__Requirement__. Present every line of the material below as a Markdown table with the columns "Row" and "Line text", numbering the rows in order and leaving out blank lines.

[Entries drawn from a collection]
_ _ _ _

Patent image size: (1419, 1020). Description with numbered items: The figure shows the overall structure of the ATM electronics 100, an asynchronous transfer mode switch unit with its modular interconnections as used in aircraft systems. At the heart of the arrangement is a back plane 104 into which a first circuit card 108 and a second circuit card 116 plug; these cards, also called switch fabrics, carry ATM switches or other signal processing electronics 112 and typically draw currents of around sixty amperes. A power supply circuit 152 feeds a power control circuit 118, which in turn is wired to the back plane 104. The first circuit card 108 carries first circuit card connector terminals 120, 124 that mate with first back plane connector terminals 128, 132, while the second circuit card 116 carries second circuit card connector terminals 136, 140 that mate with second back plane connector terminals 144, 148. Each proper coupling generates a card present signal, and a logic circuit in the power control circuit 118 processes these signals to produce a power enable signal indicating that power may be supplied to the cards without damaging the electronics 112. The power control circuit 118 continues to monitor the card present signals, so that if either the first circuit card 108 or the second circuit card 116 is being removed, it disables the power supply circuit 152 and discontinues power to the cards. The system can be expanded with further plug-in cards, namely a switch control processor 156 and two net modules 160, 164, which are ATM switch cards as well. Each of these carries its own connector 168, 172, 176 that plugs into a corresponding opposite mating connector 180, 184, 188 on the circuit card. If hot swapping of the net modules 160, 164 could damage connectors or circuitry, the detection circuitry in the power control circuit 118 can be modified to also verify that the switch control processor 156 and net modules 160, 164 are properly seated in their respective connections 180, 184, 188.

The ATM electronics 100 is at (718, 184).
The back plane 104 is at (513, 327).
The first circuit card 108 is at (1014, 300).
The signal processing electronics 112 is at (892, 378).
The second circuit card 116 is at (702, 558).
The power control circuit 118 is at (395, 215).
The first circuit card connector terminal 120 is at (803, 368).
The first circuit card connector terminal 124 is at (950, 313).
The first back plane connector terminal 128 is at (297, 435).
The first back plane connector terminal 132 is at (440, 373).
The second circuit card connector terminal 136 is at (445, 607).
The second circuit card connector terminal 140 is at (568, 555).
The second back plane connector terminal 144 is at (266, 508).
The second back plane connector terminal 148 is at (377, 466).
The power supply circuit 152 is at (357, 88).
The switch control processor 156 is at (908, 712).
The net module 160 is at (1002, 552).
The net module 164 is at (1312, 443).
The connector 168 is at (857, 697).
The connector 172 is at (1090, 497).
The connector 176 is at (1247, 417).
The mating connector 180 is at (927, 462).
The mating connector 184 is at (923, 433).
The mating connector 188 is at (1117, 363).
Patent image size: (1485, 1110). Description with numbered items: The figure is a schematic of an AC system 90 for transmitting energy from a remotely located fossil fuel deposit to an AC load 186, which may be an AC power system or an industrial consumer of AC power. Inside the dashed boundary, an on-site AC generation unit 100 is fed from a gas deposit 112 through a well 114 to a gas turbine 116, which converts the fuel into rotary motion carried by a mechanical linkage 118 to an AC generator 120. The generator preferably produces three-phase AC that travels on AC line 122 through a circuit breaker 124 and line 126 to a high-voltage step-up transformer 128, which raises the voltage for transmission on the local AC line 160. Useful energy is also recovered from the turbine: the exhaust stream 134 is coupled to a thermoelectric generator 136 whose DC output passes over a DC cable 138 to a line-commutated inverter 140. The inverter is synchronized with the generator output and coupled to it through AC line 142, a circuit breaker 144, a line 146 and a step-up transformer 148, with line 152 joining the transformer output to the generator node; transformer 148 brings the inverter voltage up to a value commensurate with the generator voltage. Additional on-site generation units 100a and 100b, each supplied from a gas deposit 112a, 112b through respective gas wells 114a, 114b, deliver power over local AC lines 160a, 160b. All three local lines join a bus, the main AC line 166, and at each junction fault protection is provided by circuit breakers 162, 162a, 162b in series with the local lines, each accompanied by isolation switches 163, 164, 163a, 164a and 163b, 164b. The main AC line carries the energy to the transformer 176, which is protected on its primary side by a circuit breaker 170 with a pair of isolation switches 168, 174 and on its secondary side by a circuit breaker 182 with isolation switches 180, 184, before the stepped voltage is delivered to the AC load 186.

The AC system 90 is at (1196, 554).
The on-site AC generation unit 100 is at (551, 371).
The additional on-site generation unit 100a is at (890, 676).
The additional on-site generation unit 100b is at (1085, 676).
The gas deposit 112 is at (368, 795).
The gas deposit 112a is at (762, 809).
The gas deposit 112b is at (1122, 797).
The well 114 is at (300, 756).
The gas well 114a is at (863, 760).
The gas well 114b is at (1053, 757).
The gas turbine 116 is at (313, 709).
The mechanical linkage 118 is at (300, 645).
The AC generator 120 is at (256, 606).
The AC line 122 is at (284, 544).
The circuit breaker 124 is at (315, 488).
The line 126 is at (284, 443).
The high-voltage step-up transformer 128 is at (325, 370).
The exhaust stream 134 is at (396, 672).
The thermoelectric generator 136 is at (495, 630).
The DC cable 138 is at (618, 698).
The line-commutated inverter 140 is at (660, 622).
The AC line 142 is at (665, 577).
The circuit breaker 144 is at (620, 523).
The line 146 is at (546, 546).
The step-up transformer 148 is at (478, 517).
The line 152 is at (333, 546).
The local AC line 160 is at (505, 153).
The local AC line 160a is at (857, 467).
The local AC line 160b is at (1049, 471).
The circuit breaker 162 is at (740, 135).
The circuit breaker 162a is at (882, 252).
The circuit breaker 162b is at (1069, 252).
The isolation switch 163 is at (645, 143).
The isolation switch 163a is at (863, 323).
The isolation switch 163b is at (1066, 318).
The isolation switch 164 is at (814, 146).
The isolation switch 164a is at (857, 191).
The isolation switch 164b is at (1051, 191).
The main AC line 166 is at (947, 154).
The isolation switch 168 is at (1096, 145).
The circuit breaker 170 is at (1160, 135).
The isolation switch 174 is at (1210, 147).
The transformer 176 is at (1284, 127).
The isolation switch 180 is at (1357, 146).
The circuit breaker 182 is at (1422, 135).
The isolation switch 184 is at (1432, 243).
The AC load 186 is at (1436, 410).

_ _ _ _

__Task output__.
| Row | Line text |
|---|---|
| 1 | Patent image size: (1419, 1020). Description with numbered items: The figure shows the overall structure of the ATM electronics 100, an asynchronous transfer mode switch unit with its modular interconnections as used in aircraft systems. At the heart of the arrangement is a back plane 104 into which a first circuit card 108 and a second circuit card 116 plug; these cards, also called switch fabrics, carry ATM switches or other signal processing electronics 112 and typically draw currents of around sixty amperes. A power supply circuit 152 feeds a power control circuit 118, which in turn is wired to the back plane 104. The first circuit card 108 carries first circuit card connector terminals 120, 124 that mate with first back plane connector terminals 128, 132, while the second circuit card 116 carries second circuit card connector terminals 136, 140 that mate with second back plane connector terminals 144, 148. Each proper coupling generates a card present signal, and a logic circuit in the power control circuit 118 processes these signals to produce a power enable signal indicating that power may be supplied to the cards without damaging the electronics 112. The power control circuit 118 continues to monitor the card present signals, so that if either the first circuit card 108 or the second circuit card 116 is being removed, it disables the power supply circuit 152 and discontinues power to the cards. The system can be expanded with further plug-in cards, namely a switch control processor 156 and two net modules 160, 164, which are ATM switch cards as well. Each of these carries its own connector 168, 172, 176 that plugs into a corresponding opposite mating connector 180, 184, 188 on the circuit card. If hot swapping of the net modules 160, 164 could damage connectors or circuitry, the detection circuitry in the power control circuit 118 can be modified to also verify that the switch control processor 156 and net modules 160, 164 are properly seated in their respective connections 180, 184, 188. |
| 2 | The ATM electronics 100 is at (718, 184). |
| 3 | The back plane 104 is at (513, 327). |
| 4 | The first circuit card 108 is at (1014, 300). |
| 5 | The signal processing electronics 112 is at (892, 378). |
| 6 | The second circuit card 116 is at (702, 558). |
| 7 | The power control circuit 118 is at (395, 215). |
| 8 | The first circuit card connector terminal 120 is at (803, 368). |
| 9 | The first circuit card connector terminal 124 is at (950, 313). |
| 10 | The first back plane connector terminal 128 is at (297, 435). |
| 11 | The first back plane connector terminal 132 is at (440, 373). |
| 12 | The second circuit card connector terminal 136 is at (445, 607). |
| 13 | The second circuit card connector terminal 140 is at (568, 555). |
| 14 | The second back plane connector terminal 144 is at (266, 508). |
| 15 | The second back plane connector terminal 148 is at (377, 466). |
| 16 | The power supply circuit 152 is at (357, 88). |
| 17 | The switch control processor 156 is at (908, 712). |
| 18 | The net module 160 is at (1002, 552). |
| 19 | The net module 164 is at (1312, 443). |
| 20 | The connector 168 is at (857, 697). |
| 21 | The connector 172 is at (1090, 497). |
| 22 | The connector 176 is at (1247, 417). |
| 23 | The mating connector 180 is at (927, 462). |
| 24 | The mating connector 184 is at (923, 433). |
| 25 | The mating connector 188 is at (1117, 363). |
| 26 | Patent image size: (1485, 1110). Description with numbered items: The figure is a schematic of an AC system 90 for transmitting energy from a remotely located fossil fuel deposit to an AC load 186, which may be an AC power system or an industrial consumer of AC power. Inside the dashed boundary, an on-site AC generation unit 100 is fed from a gas deposit 112 through a well 114 to a gas turbine 116, which converts the fuel into rotary motion carried by a mechanical linkage 118 to an AC generator 120. The generator preferably produces three-phase AC that travels on AC line 122 through a circuit breaker 124 and line 126 to a high-voltage step-up transformer 128, which raises the voltage for transmission on the local AC line 160. Useful energy is also recovered from the turbine: the exhaust stream 134 is coupled to a thermoelectric generator 136 whose DC output passes over a DC cable 138 to a line-commutated inverter 140. The inverter is synchronized with the generator output and coupled to it through AC line 142, a circuit breaker 144, a line 146 and a step-up transformer 148, with line 152 joining the transformer output to the generator node; transformer 148 brings the inverter voltage up to a value commensurate with the generator voltage. Additional on-site generation units 100a and 100b, each supplied from a gas deposit 112a, 112b through respective gas wells 114a, 114b, deliver power over local AC lines 160a, 160b. All three local lines join a bus, the main AC line 166, and at each junction fault protection is provided by circuit breakers 162, 162a, 162b in series with the local lines, each accompanied by isolation switches 163, 164, 163a, 164a and 163b, 164b. The main AC line carries the energy to the transformer 176, which is protected on its primary side by a circuit breaker 170 with a pair of isolation switches 168, 174 and on its secondary side by a circuit breaker 182 with isolation switches 180, 184, before the stepped voltage is delivered to the AC load 186. |
| 27 | The AC system 90 is at (1196, 554). |
| 28 | The on-site AC generation unit 100 is at (551, 371). |
| 29 | The additional on-site generation unit 100a is at (890, 676). |
| 30 | The additional on-site generation unit 100b is at (1085, 676). |
| 31 | The gas deposit 112 is at (368, 795). |
| 32 | The gas deposit 112a is at (762, 809). |
| 33 | The gas deposit 112b is at (1122, 797). |
| 34 | The well 114 is at (300, 756). |
| 35 | The gas well 114a is at (863, 760). |
| 36 | The gas well 114b is at (1053, 757). |
| 37 | The gas turbine 116 is at (313, 709). |
| 38 | The mechanical linkage 118 is at (300, 645). |
| 39 | The AC generator 120 is at (256, 606). |
| 40 | The AC line 122 is at (284, 544). |
| 41 | The circuit breaker 124 is at (315, 488). |
| 42 | The line 126 is at (284, 443). |
| 43 | The high-voltage step-up transformer 128 is at (325, 370). |
| 44 | The exhaust stream 134 is at (396, 672). |
| 45 | The thermoelectric generator 136 is at (495, 630). |
| 46 | The DC cable 138 is at (618, 698). |
| 47 | The line-commutated inverter 140 is at (660, 622). |
| 48 | The AC line 142 is at (665, 577). |
| 49 | The circuit breaker 144 is at (620, 523). |
| 50 | The line 146 is at (546, 546). |
| 51 | The step-up transformer 148 is at (478, 517). |
| 52 | The line 152 is at (333, 546). |
| 53 | The local AC line 160 is at (505, 153). |
| 54 | The local AC line 160a is at (857, 467). |
| 55 | The local AC line 160b is at (1049, 471). |
| 56 | The circuit breaker 162 is at (740, 135). |
| 57 | The circuit breaker 162a is at (882, 252). |
| 58 | The circuit breaker 162b is at (1069, 252). |
| 59 | The isolation switch 163 is at (645, 143). |
| 60 | The isolation switch 163a is at (863, 323). |
| 61 | The isolation switch 163b is at (1066, 318). |
| 62 | The isolation switch 164 is at (814, 146). |
| 63 | The isolation switch 164a is at (857, 191). |
| 64 | The isolation switch 164b is at (1051, 191). |
| 65 | The main AC line 166 is at (947, 154). |
| 66 | The isolation switch 168 is at (1096, 145). |
| 67 | The circuit breaker 170 is at (1160, 135). |
| 68 | The isolation switch 174 is at (1210, 147). |
| 69 | The transformer 176 is at (1284, 127). |
| 70 | The isolation switch 180 is at (1357, 146). |
| 71 | The circuit breaker 182 is at (1422, 135). |
| 72 | The isolation switch 184 is at (1432, 243). |
| 73 | The AC load 186 is at (1436, 410). |